* [What this task involves] In your copy, repeat the records exactly and leave out the pictures.

———

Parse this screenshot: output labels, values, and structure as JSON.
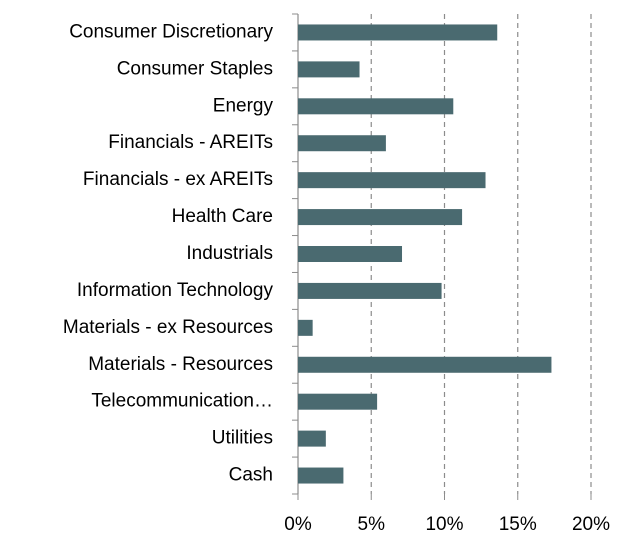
{
  "chart_data": {
    "type": "barh",
    "categories": [
      "Consumer Discretionary",
      "Consumer Staples",
      "Energy",
      "Financials - AREITs",
      "Financials - ex AREITs",
      "Health Care",
      "Industrials",
      "Information Technology",
      "Materials - ex Resources",
      "Materials - Resources",
      "Telecommunication…",
      "Utilities",
      "Cash"
    ],
    "values": [
      13.6,
      4.2,
      10.6,
      6.0,
      12.8,
      11.2,
      7.1,
      9.8,
      1.0,
      17.3,
      5.4,
      1.9,
      3.1
    ],
    "color": "#4a6a70",
    "xlim": [
      0,
      20
    ],
    "xticks": [
      {
        "value": 0,
        "label": "0%"
      },
      {
        "value": 5,
        "label": "5%"
      },
      {
        "value": 10,
        "label": "10%"
      },
      {
        "value": 15,
        "label": "15%"
      },
      {
        "value": 20,
        "label": "20%"
      }
    ],
    "grid": true
  }
}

———

* [Solution]
Parse this screenshot: output labels, values, and structure as JSON.
{
  "chart_data": {
    "type": "barh",
    "categories": [
      "Consumer Discretionary",
      "Consumer Staples",
      "Energy",
      "Financials - AREITs",
      "Financials - ex AREITs",
      "Health Care",
      "Industrials",
      "Information Technology",
      "Materials - ex Resources",
      "Materials - Resources",
      "Telecommunication…",
      "Utilities",
      "Cash"
    ],
    "values": [
      13.6,
      4.2,
      10.6,
      6.0,
      12.8,
      11.2,
      7.1,
      9.8,
      1.0,
      17.3,
      5.4,
      1.9,
      3.1
    ],
    "color": "#4a6a70",
    "xlim": [
      0,
      20
    ],
    "xticks": [
      {
        "value": 0,
        "label": "0%"
      },
      {
        "value": 5,
        "label": "5%"
      },
      {
        "value": 10,
        "label": "10%"
      },
      {
        "value": 15,
        "label": "15%"
      },
      {
        "value": 20,
        "label": "20%"
      }
    ],
    "grid": true
  }
}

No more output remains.